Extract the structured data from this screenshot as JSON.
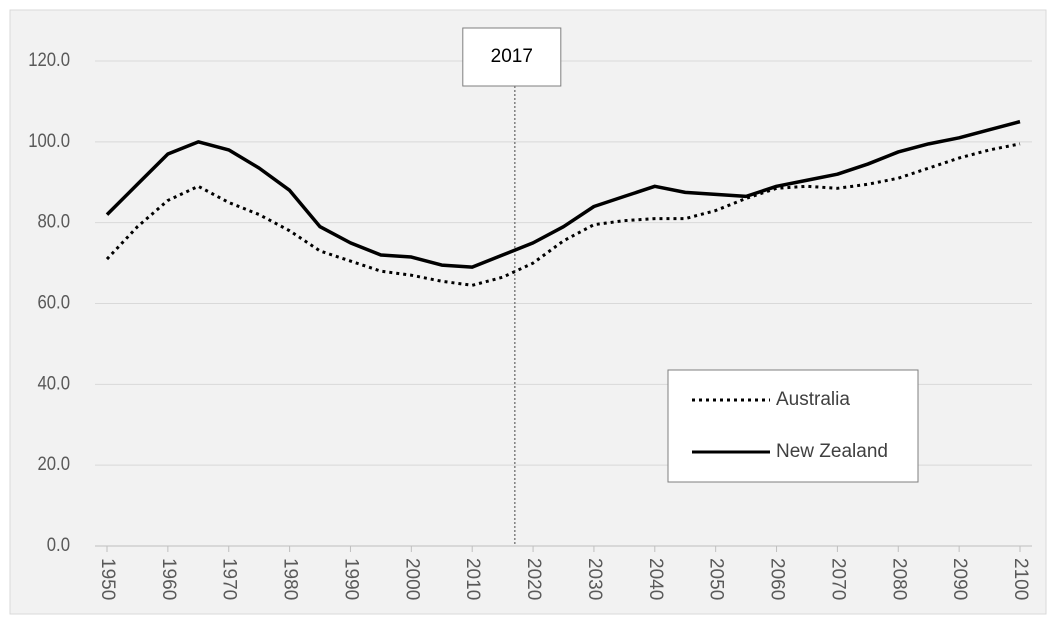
{
  "chart_data": {
    "type": "line",
    "x": [
      1950,
      1955,
      1960,
      1965,
      1970,
      1975,
      1980,
      1985,
      1990,
      1995,
      2000,
      2005,
      2010,
      2015,
      2020,
      2025,
      2030,
      2035,
      2040,
      2045,
      2050,
      2055,
      2060,
      2065,
      2070,
      2075,
      2080,
      2085,
      2090,
      2095,
      2100
    ],
    "series": [
      {
        "name": "Australia",
        "color": "#000000",
        "dash": "dotted",
        "values": [
          71,
          79,
          85.5,
          89,
          85,
          82,
          78,
          73,
          70.5,
          68,
          67,
          65.5,
          64.5,
          66.5,
          70,
          75.5,
          79.5,
          80.5,
          81,
          81,
          83,
          86,
          88.5,
          89,
          88.5,
          89.5,
          91,
          93.5,
          96,
          98,
          99.5
        ]
      },
      {
        "name": "New Zealand",
        "color": "#000000",
        "dash": "solid",
        "values": [
          82,
          89.5,
          97,
          100,
          98,
          93.5,
          88,
          79,
          75,
          72,
          71.5,
          69.5,
          69,
          72,
          75,
          79,
          84,
          86.5,
          89,
          87.5,
          87,
          86.5,
          89,
          90.5,
          92,
          94.5,
          97.5,
          99.5,
          101,
          103,
          105
        ]
      }
    ],
    "xlim": [
      1950,
      2100
    ],
    "xticks": [
      1950,
      1960,
      1970,
      1980,
      1990,
      2000,
      2010,
      2020,
      2030,
      2040,
      2050,
      2060,
      2070,
      2080,
      2090,
      2100
    ],
    "ylim": [
      0,
      120
    ],
    "yticks": [
      {
        "value": 0,
        "label": "0.0"
      },
      {
        "value": 20,
        "label": "20.0"
      },
      {
        "value": 40,
        "label": "40.0"
      },
      {
        "value": 60,
        "label": "60.0"
      },
      {
        "value": 80,
        "label": "80.0"
      },
      {
        "value": 100,
        "label": "100.0"
      },
      {
        "value": 120,
        "label": "120.0"
      }
    ],
    "grid": true,
    "legend": "lower right",
    "annotation": {
      "label": "2017",
      "x": 2017
    }
  }
}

•••

[TASK TO CARRY OUT] Pick out the lines containing the string "label".

[ANSWER TO THIS PROBLEM]
        "label": "0.0"
        "label": "20.0"
        "label": "40.0"
        "label": "60.0"
        "label": "80.0"
        "label": "100.0"
        "label": "120.0"
      "label": "2017",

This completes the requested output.